RECORD EXCERPTS:
________________
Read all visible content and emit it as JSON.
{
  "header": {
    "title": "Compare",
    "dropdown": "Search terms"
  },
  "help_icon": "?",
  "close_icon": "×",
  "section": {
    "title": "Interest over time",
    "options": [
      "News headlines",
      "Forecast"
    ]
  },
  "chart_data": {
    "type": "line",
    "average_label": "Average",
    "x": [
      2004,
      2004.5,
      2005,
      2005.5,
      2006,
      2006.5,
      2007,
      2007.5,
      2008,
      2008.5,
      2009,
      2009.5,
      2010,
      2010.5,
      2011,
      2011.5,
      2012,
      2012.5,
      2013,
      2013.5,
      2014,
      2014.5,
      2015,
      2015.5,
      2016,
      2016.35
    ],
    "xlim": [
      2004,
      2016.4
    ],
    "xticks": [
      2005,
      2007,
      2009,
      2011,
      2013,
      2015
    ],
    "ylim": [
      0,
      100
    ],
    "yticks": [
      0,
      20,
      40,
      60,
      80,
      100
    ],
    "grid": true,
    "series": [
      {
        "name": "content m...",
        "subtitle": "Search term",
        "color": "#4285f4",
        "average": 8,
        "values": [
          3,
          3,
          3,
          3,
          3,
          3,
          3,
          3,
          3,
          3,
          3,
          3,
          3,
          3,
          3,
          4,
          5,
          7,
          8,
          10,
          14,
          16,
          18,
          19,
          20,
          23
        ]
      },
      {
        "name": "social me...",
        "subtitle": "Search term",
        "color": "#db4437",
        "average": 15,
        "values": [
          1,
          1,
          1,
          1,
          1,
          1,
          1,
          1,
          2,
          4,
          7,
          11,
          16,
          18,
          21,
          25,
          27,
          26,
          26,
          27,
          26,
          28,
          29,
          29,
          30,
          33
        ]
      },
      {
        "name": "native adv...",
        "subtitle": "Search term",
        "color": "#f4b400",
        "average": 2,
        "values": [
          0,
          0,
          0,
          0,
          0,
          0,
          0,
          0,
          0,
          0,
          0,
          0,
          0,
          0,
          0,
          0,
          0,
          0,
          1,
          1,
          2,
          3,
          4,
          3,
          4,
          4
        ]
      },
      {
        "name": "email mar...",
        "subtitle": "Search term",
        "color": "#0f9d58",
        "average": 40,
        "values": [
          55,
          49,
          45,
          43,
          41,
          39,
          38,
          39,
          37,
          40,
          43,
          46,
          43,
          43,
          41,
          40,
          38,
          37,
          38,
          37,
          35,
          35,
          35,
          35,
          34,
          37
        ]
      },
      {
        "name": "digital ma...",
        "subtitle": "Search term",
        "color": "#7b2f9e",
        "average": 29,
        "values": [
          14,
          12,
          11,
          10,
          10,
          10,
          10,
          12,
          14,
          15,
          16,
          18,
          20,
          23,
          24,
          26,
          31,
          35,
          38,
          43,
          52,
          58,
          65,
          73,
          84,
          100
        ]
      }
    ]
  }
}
________________
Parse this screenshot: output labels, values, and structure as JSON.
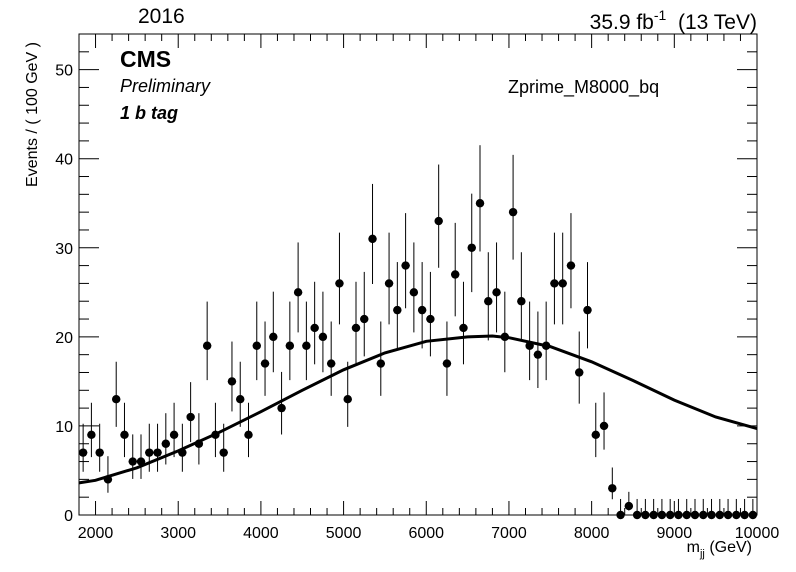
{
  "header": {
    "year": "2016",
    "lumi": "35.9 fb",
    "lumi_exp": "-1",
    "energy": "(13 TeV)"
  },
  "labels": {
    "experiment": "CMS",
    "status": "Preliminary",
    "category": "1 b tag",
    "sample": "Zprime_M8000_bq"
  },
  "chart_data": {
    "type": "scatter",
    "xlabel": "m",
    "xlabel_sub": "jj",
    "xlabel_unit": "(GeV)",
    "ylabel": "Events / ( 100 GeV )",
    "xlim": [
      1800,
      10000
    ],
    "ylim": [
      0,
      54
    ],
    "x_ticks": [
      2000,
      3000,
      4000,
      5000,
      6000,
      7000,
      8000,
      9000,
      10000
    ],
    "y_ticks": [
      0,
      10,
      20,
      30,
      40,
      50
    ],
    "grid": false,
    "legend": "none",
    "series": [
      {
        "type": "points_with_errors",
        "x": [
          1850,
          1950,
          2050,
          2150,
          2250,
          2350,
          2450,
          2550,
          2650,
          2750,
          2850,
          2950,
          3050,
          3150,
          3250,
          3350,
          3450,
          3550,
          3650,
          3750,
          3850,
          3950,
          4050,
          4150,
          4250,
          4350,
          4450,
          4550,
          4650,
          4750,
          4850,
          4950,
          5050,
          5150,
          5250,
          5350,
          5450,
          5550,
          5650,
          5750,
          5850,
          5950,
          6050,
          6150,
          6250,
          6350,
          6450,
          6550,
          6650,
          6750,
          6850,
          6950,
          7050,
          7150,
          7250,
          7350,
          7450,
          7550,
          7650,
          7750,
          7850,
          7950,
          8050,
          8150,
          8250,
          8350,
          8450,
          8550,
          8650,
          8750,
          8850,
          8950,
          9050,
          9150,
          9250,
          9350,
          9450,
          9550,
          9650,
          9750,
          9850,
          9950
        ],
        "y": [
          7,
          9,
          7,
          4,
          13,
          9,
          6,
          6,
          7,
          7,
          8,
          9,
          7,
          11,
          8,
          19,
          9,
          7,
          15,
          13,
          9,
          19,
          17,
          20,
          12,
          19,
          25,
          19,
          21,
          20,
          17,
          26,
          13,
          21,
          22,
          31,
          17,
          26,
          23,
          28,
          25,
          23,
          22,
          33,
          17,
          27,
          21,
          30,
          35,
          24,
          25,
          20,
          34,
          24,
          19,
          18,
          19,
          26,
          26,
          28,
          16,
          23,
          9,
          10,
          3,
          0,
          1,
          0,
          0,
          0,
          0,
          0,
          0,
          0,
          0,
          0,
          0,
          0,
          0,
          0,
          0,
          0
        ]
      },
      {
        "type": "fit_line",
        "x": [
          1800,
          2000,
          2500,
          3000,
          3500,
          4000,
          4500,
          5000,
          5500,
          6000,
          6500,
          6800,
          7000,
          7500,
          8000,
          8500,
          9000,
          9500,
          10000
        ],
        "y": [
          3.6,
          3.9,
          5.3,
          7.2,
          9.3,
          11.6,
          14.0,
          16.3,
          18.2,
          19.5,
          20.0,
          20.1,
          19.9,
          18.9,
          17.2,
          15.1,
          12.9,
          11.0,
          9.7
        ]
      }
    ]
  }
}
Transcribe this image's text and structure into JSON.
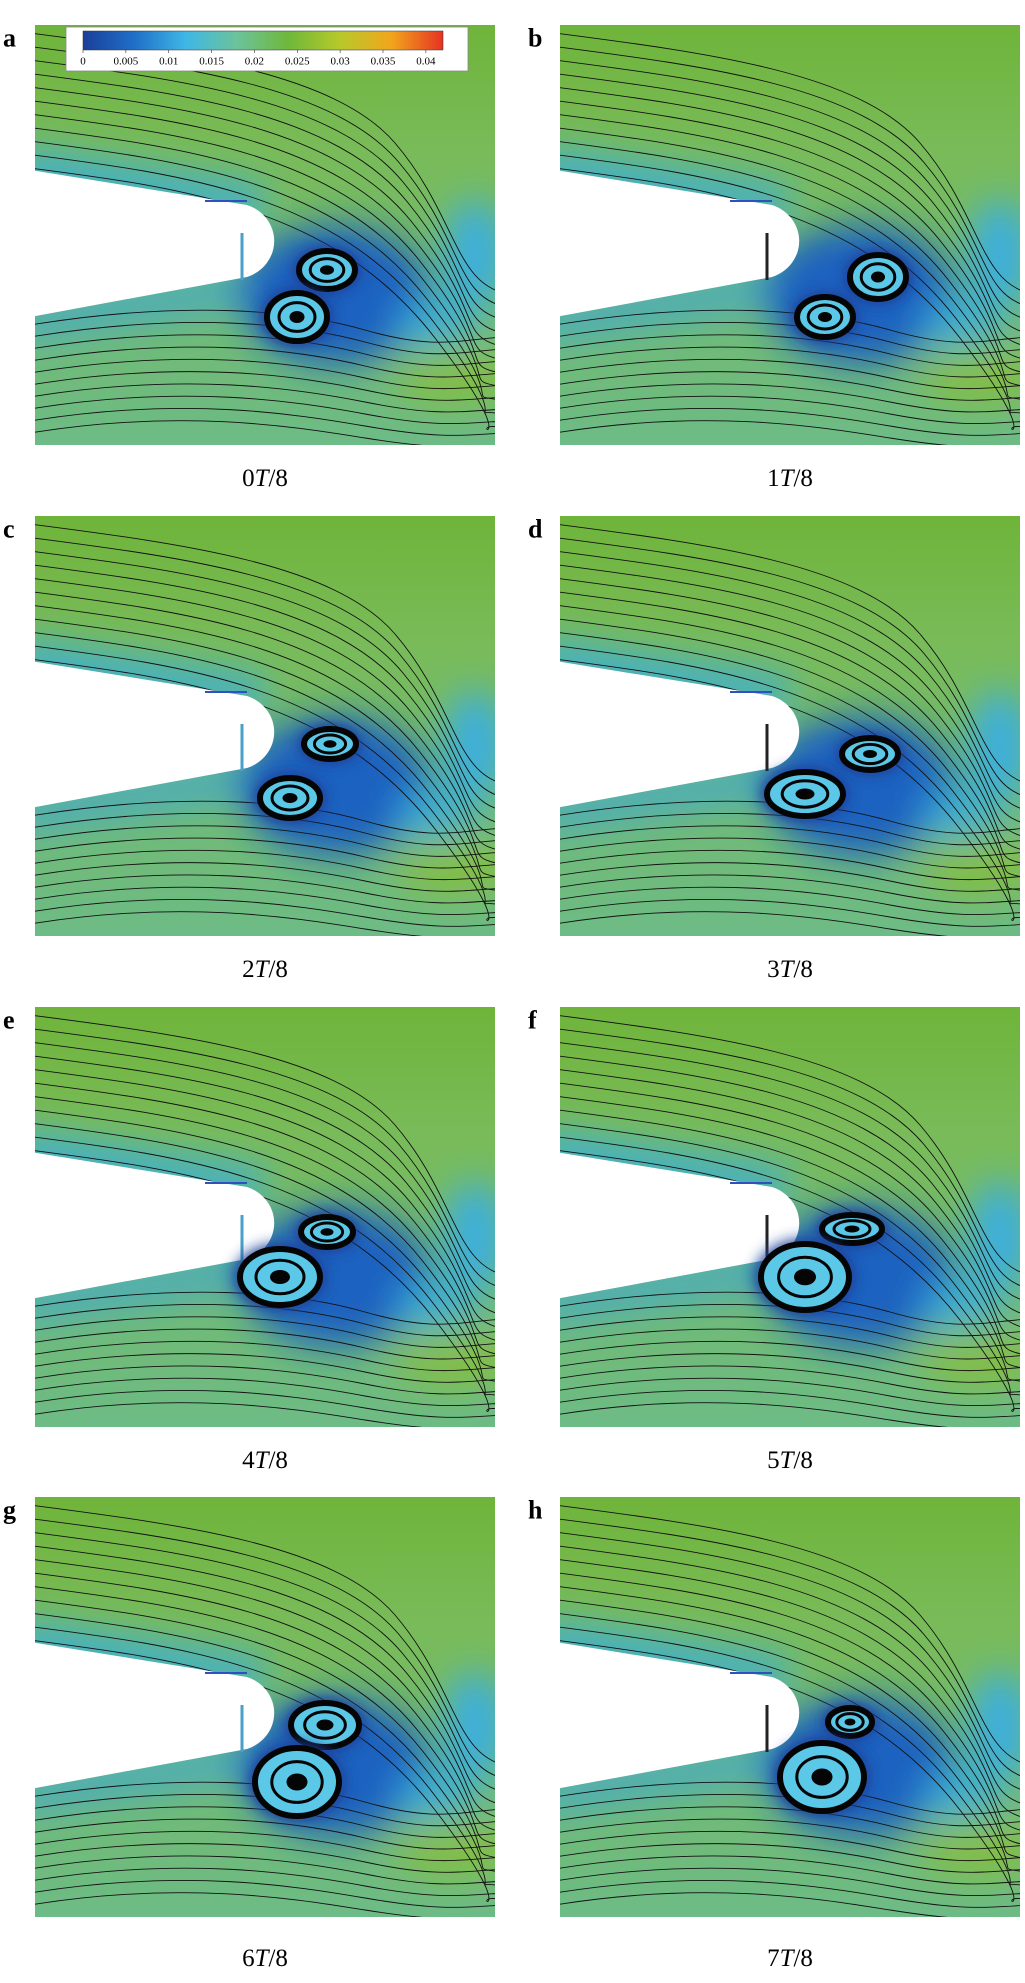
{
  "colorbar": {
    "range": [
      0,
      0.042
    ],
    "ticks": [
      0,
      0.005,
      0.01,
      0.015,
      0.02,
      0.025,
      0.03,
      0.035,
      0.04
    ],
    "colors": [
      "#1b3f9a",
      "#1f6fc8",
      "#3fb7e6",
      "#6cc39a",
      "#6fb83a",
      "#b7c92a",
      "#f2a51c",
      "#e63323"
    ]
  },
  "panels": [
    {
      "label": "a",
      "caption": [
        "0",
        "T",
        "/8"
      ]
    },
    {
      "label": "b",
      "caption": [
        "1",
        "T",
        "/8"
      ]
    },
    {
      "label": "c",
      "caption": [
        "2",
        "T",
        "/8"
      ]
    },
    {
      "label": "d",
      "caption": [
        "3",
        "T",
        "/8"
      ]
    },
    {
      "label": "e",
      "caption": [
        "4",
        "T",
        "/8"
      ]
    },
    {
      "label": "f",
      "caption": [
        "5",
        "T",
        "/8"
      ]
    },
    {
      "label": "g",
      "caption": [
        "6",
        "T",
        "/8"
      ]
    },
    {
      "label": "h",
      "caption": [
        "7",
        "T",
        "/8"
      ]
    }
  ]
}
________________
GOAL OF THE EXERCISE:
Return all lines of the material above in which the word "JSON" occurs.

ANSWER FOR THIS EXERCISE:
Read all visible content and emit it as JSON.
Parse this screenshot: output labels, values, and structure as JSON.
Transcribe this image's text and structure into JSON.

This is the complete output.